WRITTEN EXERCISE: Copy out the records below, swapping "bbox" for "bounding-box" everywhere and changing nothing else. Leave out the pictures.

DATA SECTION:
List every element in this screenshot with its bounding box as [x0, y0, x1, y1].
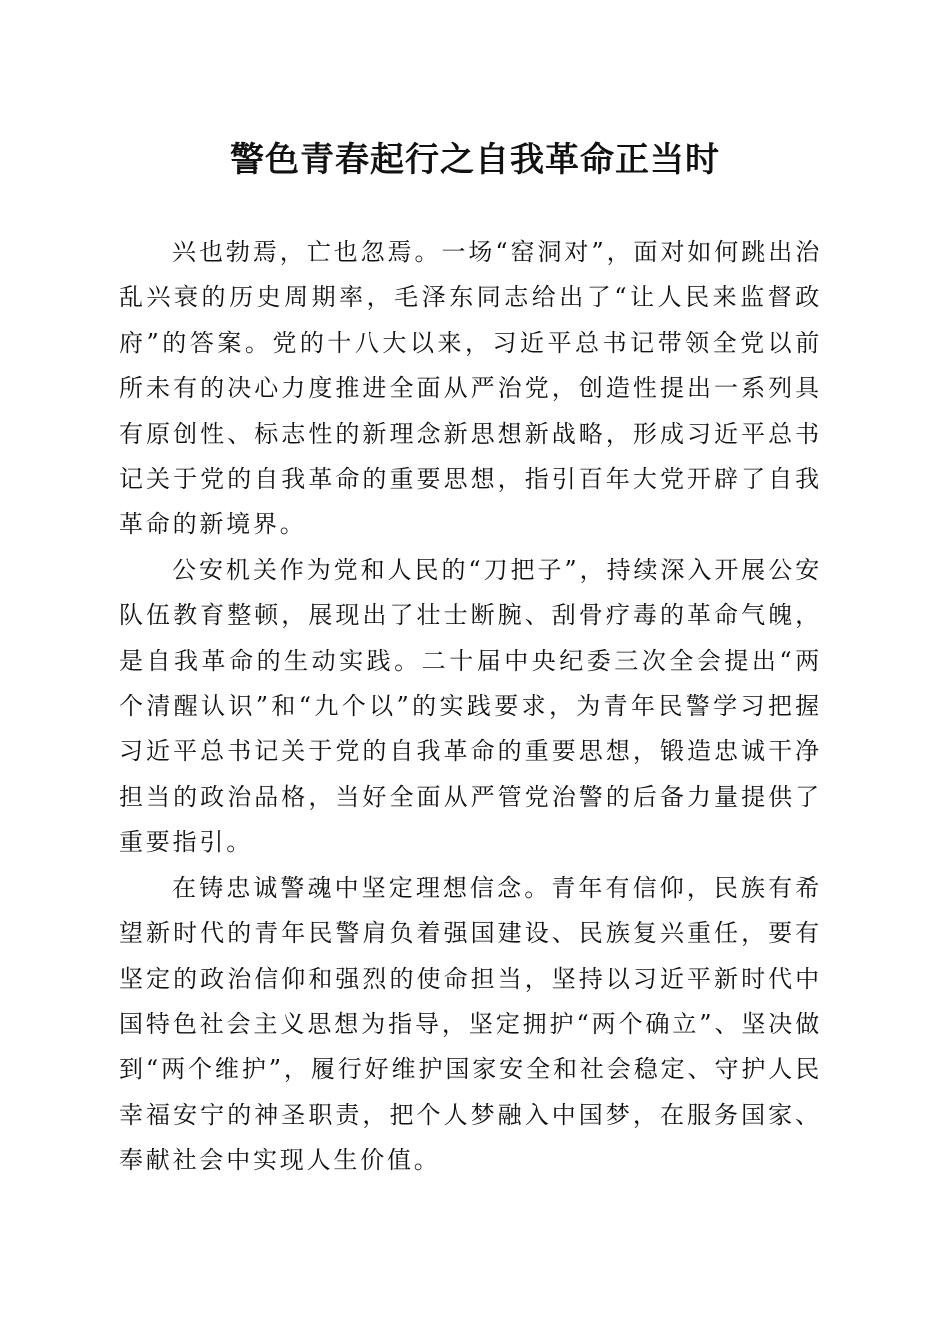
document-body: [119, 230, 822, 1184]
paragraph-2: 公安机关作为党和人民的“刀把子”，持续深入开展公安队伍教育整顿，展现出了壮士断腕、刮骨疗毒的革命气魄，是自我革命的生动实践。二十届中央纪委三次全会提出“两个清醒认识”和“九个以”的实践要求，为青年民警学习把握习近平总书记关于党的自我革命的重要思想，锻造忠诚干净担当的政治品格，当好全面从严管党治警的后备力量提供了重要指引。: [119, 555, 822, 857]
paragraph-3: 在铸忠诚警魂中坚定理想信念。青年有信仰，民族有希望新时代的青年民警肩负着强国建设、民族复兴重任，要有坚定的政治信仰和强烈的使命担当，坚持以习近平新时代中国特色社会主义思想为指导，坚定拥护“两个确立”、坚决做到“两个维护”，履行好维护国家安全和社会稳定、守护人民幸福安宁的神圣职责，把个人梦融入中国梦，在服务国家、奉献社会中实现人生价值。: [119, 873, 822, 1175]
paragraph-1: 兴也勃焉，亡也忽焉。一场“窑洞对”，面对如何跳出治乱兴衰的历史周期率，毛泽东同志给出了“让人民来监督政府”的答案。党的十八大以来，习近平总书记带领全党以前所未有的决心力度推进全面从严治党，创造性提出一系列具有原创性、标志性的新理念新思想新战略，形成习近平总书记关于党的自我革命的重要思想，指引百年大党开辟了自我革命的新境界。: [119, 238, 822, 539]
document-title: 警色青春起行之自我革命正当时: [230, 140, 720, 180]
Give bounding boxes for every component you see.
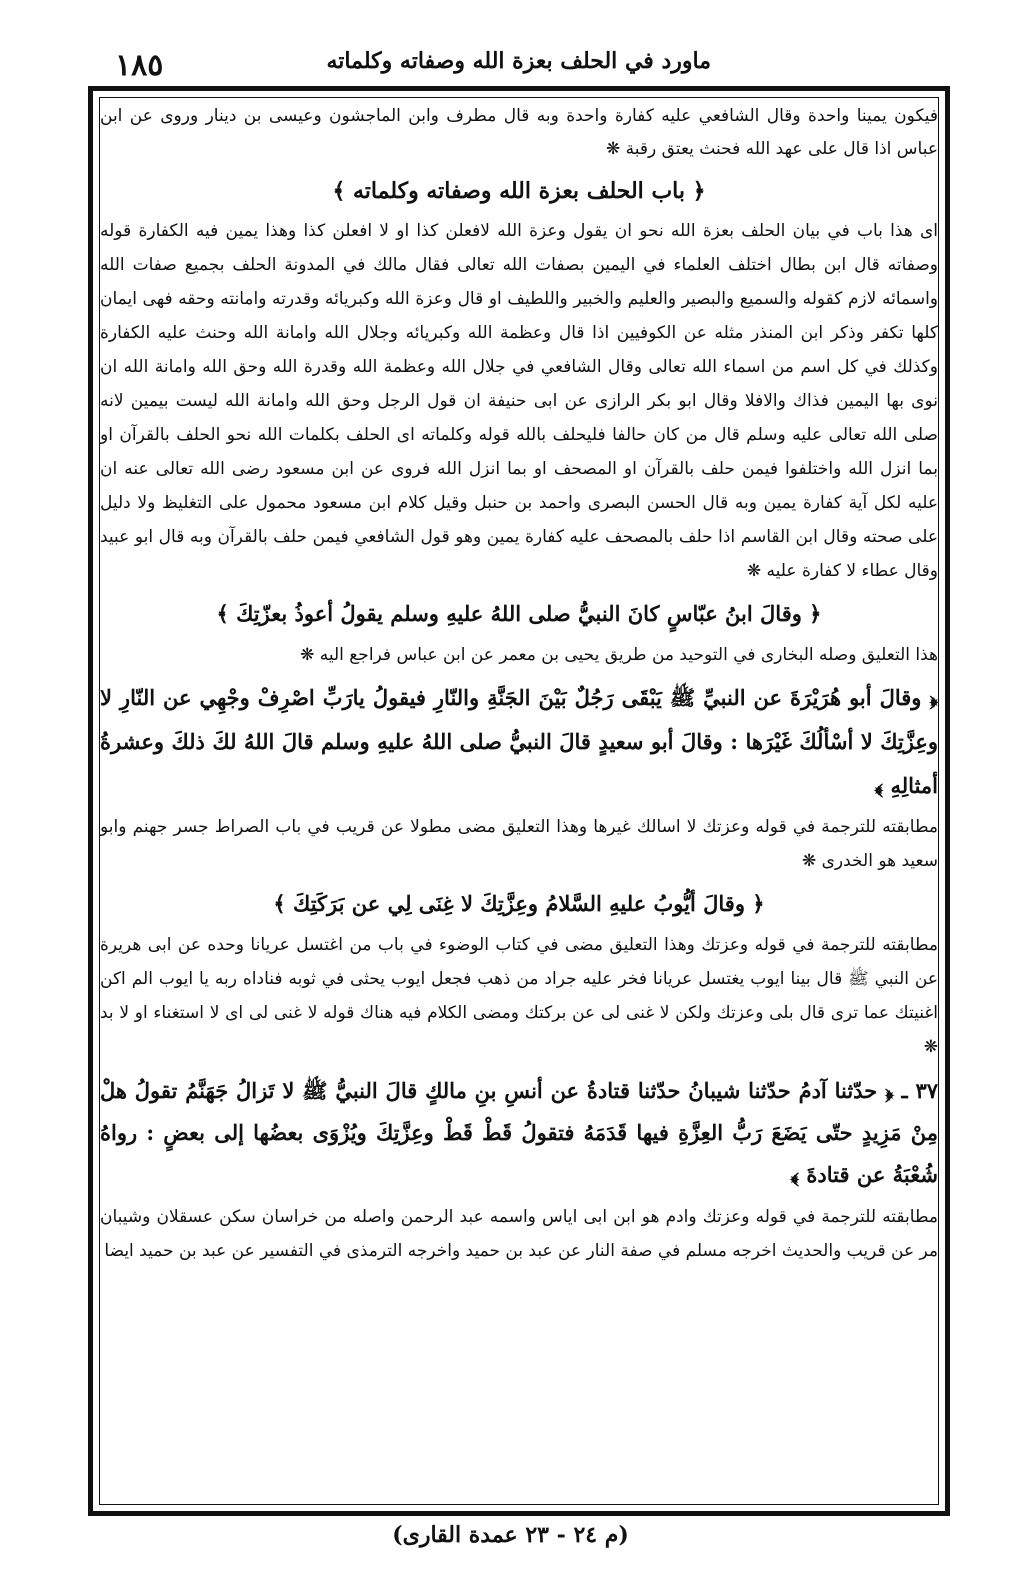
page-footer bbox=[0, 1522, 1021, 1562]
footer-signature: (م ٢٤ - ٢٣ عمدة القارى) bbox=[392, 1522, 629, 1548]
paragraph-commentary: مطابقته للترجمة في قوله وعزتك وهذا التعليق مضى في كتاب الوضوء في باب من اغتسل عريانا وحده عن ابى هريرة عن النبي ﷺ قال بينا ايوب يغتسل عريانا فخر عليه جراد من ذهب فجعل ايوب يحثى في ثوبه فناداه ربه يا ايوب الم اكن اغنيتك عما ترى قال بلى وعزتك ولكن لا غنى لى عن بركتك ومضى الكلام فيه هناك قوله لا غنى لى اى لا استغناء او لا بد ❋ bbox=[100, 935, 938, 1057]
page-body bbox=[100, 100, 938, 1504]
paragraph-commentary: مطابقته للترجمة في قوله وعزتك وادم هو ابن ابى اياس واسمه عبد الرحمن واصله من خراسان سكن عسقلان وشيبان مر عن قريب والحديث اخرجه مسلم في صفة النار عن عبد بن حميد واخرجه الترمذى في التفسير عن عبد بن حميد ايضا bbox=[100, 1207, 938, 1261]
paragraph-commentary: مطابقته للترجمة في قوله وعزتك لا اسالك غيرها وهذا التعليق مضى مطولا عن قريب في باب الصراط جسر جهنم وابو سعيد هو الخدرى ❋ bbox=[100, 817, 938, 871]
hadith-37: ٣٧ ـ ﴿ حدّثنا آدمُ حدّثنا شيبانُ حدّثنا قتادةُ عن أنسِ بنِ مالكٍ قالَ النبيُّ ﷺ لا تَزالُ جَهَنَّمُ تقولُ هلْ مِنْ مَزِيدٍ حتّى يَضَعَ رَبُّ العِزَّةِ فيها قَدَمَهُ فتقولُ قَطْ قَطْ وعِزَّتِكَ ويُزْوَى بعضُها إلى بعضٍ : رواهُ شُعْبَةُ عن قتادةَ ﴾ bbox=[100, 1078, 938, 1187]
running-title: ماورد في الحلف بعزة الله وصفاته وكلماته bbox=[326, 48, 711, 74]
page-number: ١٨٥ bbox=[115, 48, 164, 83]
quote-ibn-abbas: ﴿ وقالَ ابنُ عبّاسٍ كانَ النبيُّ صلى اللهُ عليهِ وسلم يقولُ أعوذُ بعزّتِكَ ﴾ bbox=[216, 601, 822, 626]
page-header bbox=[0, 40, 1021, 90]
paragraph-continuation: فيكون يمينا واحدة وقال الشافعي عليه كفارة واحدة وبه قال مطرف وابن الماجشون وعيسى بن دينار وروى عن ابن عباس اذا قال على عهد الله فحنث يعتق رقبة ❋ bbox=[100, 106, 938, 159]
paragraph-commentary: هذا التعليق وصله البخارى في التوحيد من طريق يحيى بن معمر عن ابن عباس فراجع اليه ❋ bbox=[300, 645, 938, 665]
paragraph-commentary: اى هذا باب في بيان الحلف بعزة الله نحو ان يقول وعزة الله لافعلن كذا او لا افعلن كذا وهذا يمين فيه الكفارة قوله وصفاته قال ابن بطال اختلف العلماء في اليمين بصفات الله تعالى فقال مالك في المدونة الحلف بجميع صفات الله واسمائه لازم كقوله والسميع والبصير والعليم والخبير واللطيف او قال وعزة الله وكبريائه وقدرته وامانته وحقه فهى ايمان كلها تكفر وذكر ابن المنذر مثله عن الكوفيين اذا قال وعظمة الله وكبريائه وجلال الله وامانة الله وحنث عليه الكفارة وكذلك في كل اسم من اسماء الله تعالى وقال الشافعي في جلال الله وعظمة الله وقدرة الله وحق الله وامانة الله ان نوى بها اليمين فذاك والافلا وقال ابو بكر الرازى عن ابى حنيفة ان قول الرجل وحق الله وامانة الله ليست بيمين لانه صلى الله تعالى عليه وسلم قال من كان حالفا فليحلف بالله قوله وكلماته اى الحلف بكلمات الله نحو الحلف بالقرآن او بما انزل الله واختلفوا فيمن حلف بالقرآن او المصحف او بما انزل الله فروى عن ابن مسعود رضى الله تعالى عنه ان عليه لكل آية كفارة يمين وبه قال الحسن البصرى واحمد بن حنبل وقيل كلام ابن مسعود محمول على التغليظ ولا دليل على صحته وقال ابن القاسم اذا حلف بالمصحف عليه كفارة يمين وهو قول الشافعي فيمن حلف بالقرآن وبه قال ابو عبيد وقال عطاء لا كفارة عليه ❋ bbox=[100, 221, 938, 581]
quote-abu-hurayra: ﴿ وقالَ أبو هُرَيْرَةَ عن النبيِّ ﷺ يَبْقَى رَجُلٌ بَيْنَ الجَنَّةِ والنّارِ فيقولُ يارَبِّ اصْرِفْ وجْهِي عن النّارِ لا وعِزَّتِكَ لا أسْألُكَ غَيْرَها : وقالَ أبو سعيدٍ قالَ النبيُّ صلى اللهُ عليهِ وسلم قالَ اللهُ لكَ ذلكَ وعشرةُ أمثالِهِ ﴾ bbox=[100, 685, 938, 798]
chapter-heading: ﴿ باب الحلف بعزة الله وصفاته وكلماته ﴾ bbox=[332, 178, 706, 204]
quote-ayyub: ﴿ وقالَ أيُّوبُ عليهِ السَّلامُ وعِزَّتِكَ لا غِنَى لِي عن بَرَكَتِكَ ﴾ bbox=[273, 891, 765, 916]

RIGHT ANSWER:
List every element in this screenshot with its bounding box as [x0, y0, x1, y1].
document-body: [119, 230, 822, 1184]
paragraph-2: 公安机关作为党和人民的“刀把子”，持续深入开展公安队伍教育整顿，展现出了壮士断腕、刮骨疗毒的革命气魄，是自我革命的生动实践。二十届中央纪委三次全会提出“两个清醒认识”和“九个以”的实践要求，为青年民警学习把握习近平总书记关于党的自我革命的重要思想，锻造忠诚干净担当的政治品格，当好全面从严管党治警的后备力量提供了重要指引。: [119, 555, 822, 857]
paragraph-3: 在铸忠诚警魂中坚定理想信念。青年有信仰，民族有希望新时代的青年民警肩负着强国建设、民族复兴重任，要有坚定的政治信仰和强烈的使命担当，坚持以习近平新时代中国特色社会主义思想为指导，坚定拥护“两个确立”、坚决做到“两个维护”，履行好维护国家安全和社会稳定、守护人民幸福安宁的神圣职责，把个人梦融入中国梦，在服务国家、奉献社会中实现人生价值。: [119, 873, 822, 1175]
paragraph-1: 兴也勃焉，亡也忽焉。一场“窑洞对”，面对如何跳出治乱兴衰的历史周期率，毛泽东同志给出了“让人民来监督政府”的答案。党的十八大以来，习近平总书记带领全党以前所未有的决心力度推进全面从严治党，创造性提出一系列具有原创性、标志性的新理念新思想新战略，形成习近平总书记关于党的自我革命的重要思想，指引百年大党开辟了自我革命的新境界。: [119, 238, 822, 539]
document-title: 警色青春起行之自我革命正当时: [230, 140, 720, 180]
Give bounding boxes for every component you see.
page-footer bounding-box=[0, 1522, 1021, 1562]
footer-signature: (م ٢٤ - ٢٣ عمدة القارى) bounding-box=[392, 1522, 629, 1548]
paragraph-commentary: مطابقته للترجمة في قوله وعزتك وهذا التعليق مضى في كتاب الوضوء في باب من اغتسل عريانا وحده عن ابى هريرة عن النبي ﷺ قال بينا ايوب يغتسل عريانا فخر عليه جراد من ذهب فجعل ايوب يحثى في ثوبه فناداه ربه يا ايوب الم اكن اغنيتك عما ترى قال بلى وعزتك ولكن لا غنى لى عن بركتك ومضى الكلام فيه هناك قوله لا غنى لى اى لا استغناء او لا بد ❋ bounding-box=[100, 935, 938, 1057]
page-body bounding-box=[100, 100, 938, 1504]
paragraph-commentary: مطابقته للترجمة في قوله وعزتك وادم هو ابن ابى اياس واسمه عبد الرحمن واصله من خراسان سكن عسقلان وشيبان مر عن قريب والحديث اخرجه مسلم في صفة النار عن عبد بن حميد واخرجه الترمذى في التفسير عن عبد بن حميد ايضا bounding-box=[100, 1207, 938, 1261]
paragraph-commentary: مطابقته للترجمة في قوله وعزتك لا اسالك غيرها وهذا التعليق مضى مطولا عن قريب في باب الصراط جسر جهنم وابو سعيد هو الخدرى ❋ bounding-box=[100, 817, 938, 871]
hadith-37: ٣٧ ـ ﴿ حدّثنا آدمُ حدّثنا شيبانُ حدّثنا قتادةُ عن أنسِ بنِ مالكٍ قالَ النبيُّ ﷺ لا تَزالُ جَهَنَّمُ تقولُ هلْ مِنْ مَزِيدٍ حتّى يَضَعَ رَبُّ العِزَّةِ فيها قَدَمَهُ فتقولُ قَطْ قَطْ وعِزَّتِكَ ويُزْوَى بعضُها إلى بعضٍ : رواهُ شُعْبَةُ عن قتادةَ ﴾ bounding-box=[100, 1078, 938, 1187]
running-title: ماورد في الحلف بعزة الله وصفاته وكلماته bounding-box=[326, 48, 711, 74]
page-number: ١٨٥ bounding-box=[115, 48, 164, 83]
quote-ibn-abbas: ﴿ وقالَ ابنُ عبّاسٍ كانَ النبيُّ صلى اللهُ عليهِ وسلم يقولُ أعوذُ بعزّتِكَ ﴾ bounding-box=[216, 601, 822, 626]
page-header bounding-box=[0, 40, 1021, 90]
paragraph-continuation: فيكون يمينا واحدة وقال الشافعي عليه كفارة واحدة وبه قال مطرف وابن الماجشون وعيسى بن دينار وروى عن ابن عباس اذا قال على عهد الله فحنث يعتق رقبة ❋ bounding-box=[100, 106, 938, 159]
paragraph-commentary: هذا التعليق وصله البخارى في التوحيد من طريق يحيى بن معمر عن ابن عباس فراجع اليه ❋ bounding-box=[300, 645, 938, 665]
paragraph-commentary: اى هذا باب في بيان الحلف بعزة الله نحو ان يقول وعزة الله لافعلن كذا او لا افعلن كذا وهذا يمين فيه الكفارة قوله وصفاته قال ابن بطال اختلف العلماء في اليمين بصفات الله تعالى فقال مالك في المدونة الحلف بجميع صفات الله واسمائه لازم كقوله والسميع والبصير والعليم والخبير واللطيف او قال وعزة الله وكبريائه وقدرته وامانته وحقه فهى ايمان كلها تكفر وذكر ابن المنذر مثله عن الكوفيين اذا قال وعظمة الله وكبريائه وجلال الله وامانة الله وحنث عليه الكفارة وكذلك في كل اسم من اسماء الله تعالى وقال الشافعي في جلال الله وعظمة الله وقدرة الله وحق الله وامانة الله ان نوى بها اليمين فذاك والافلا وقال ابو بكر الرازى عن ابى حنيفة ان قول الرجل وحق الله وامانة الله ليست بيمين لانه صلى الله تعالى عليه وسلم قال من كان حالفا فليحلف بالله قوله وكلماته اى الحلف بكلمات الله نحو الحلف بالقرآن او بما انزل الله واختلفوا فيمن حلف بالقرآن او المصحف او بما انزل الله فروى عن ابن مسعود رضى الله تعالى عنه ان عليه لكل آية كفارة يمين وبه قال الحسن البصرى واحمد بن حنبل وقيل كلام ابن مسعود محمول على التغليظ ولا دليل على صحته وقال ابن القاسم اذا حلف بالمصحف عليه كفارة يمين وهو قول الشافعي فيمن حلف بالقرآن وبه قال ابو عبيد وقال عطاء لا كفارة عليه ❋ bounding-box=[100, 221, 938, 581]
quote-abu-hurayra: ﴿ وقالَ أبو هُرَيْرَةَ عن النبيِّ ﷺ يَبْقَى رَجُلٌ بَيْنَ الجَنَّةِ والنّارِ فيقولُ يارَبِّ اصْرِفْ وجْهِي عن النّارِ لا وعِزَّتِكَ لا أسْألُكَ غَيْرَها : وقالَ أبو سعيدٍ قالَ النبيُّ صلى اللهُ عليهِ وسلم قالَ اللهُ لكَ ذلكَ وعشرةُ أمثالِهِ ﴾ bounding-box=[100, 685, 938, 798]
chapter-heading: ﴿ باب الحلف بعزة الله وصفاته وكلماته ﴾ bounding-box=[332, 178, 706, 204]
quote-ayyub: ﴿ وقالَ أيُّوبُ عليهِ السَّلامُ وعِزَّتِكَ لا غِنَى لِي عن بَرَكَتِكَ ﴾ bounding-box=[273, 891, 765, 916]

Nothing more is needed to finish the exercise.